(Your instructions) Pull out every line in the data that has the string "电子商务消费纠纷调解平台" in it.

>> START Provided data

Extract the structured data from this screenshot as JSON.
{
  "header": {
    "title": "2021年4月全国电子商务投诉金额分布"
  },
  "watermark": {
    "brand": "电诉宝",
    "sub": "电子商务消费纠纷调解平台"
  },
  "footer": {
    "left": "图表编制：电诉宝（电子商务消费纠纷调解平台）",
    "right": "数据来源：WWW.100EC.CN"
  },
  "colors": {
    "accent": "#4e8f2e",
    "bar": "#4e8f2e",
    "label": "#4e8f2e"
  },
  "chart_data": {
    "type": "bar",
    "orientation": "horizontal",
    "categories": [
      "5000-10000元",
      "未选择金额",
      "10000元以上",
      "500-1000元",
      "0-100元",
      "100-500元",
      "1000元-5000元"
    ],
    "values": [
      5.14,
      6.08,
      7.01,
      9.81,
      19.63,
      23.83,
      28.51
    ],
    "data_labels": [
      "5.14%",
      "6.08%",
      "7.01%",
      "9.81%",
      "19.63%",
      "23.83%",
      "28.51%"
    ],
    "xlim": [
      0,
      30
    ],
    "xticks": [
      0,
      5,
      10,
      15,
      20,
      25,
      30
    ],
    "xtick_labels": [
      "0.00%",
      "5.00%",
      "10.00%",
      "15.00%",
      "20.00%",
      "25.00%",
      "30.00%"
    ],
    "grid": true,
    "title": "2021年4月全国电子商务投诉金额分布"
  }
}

>> END Provided data

(Result of this task)
    "sub": "电子商务消费纠纷调解平台"
    "left": "图表编制：电诉宝（电子商务消费纠纷调解平台）",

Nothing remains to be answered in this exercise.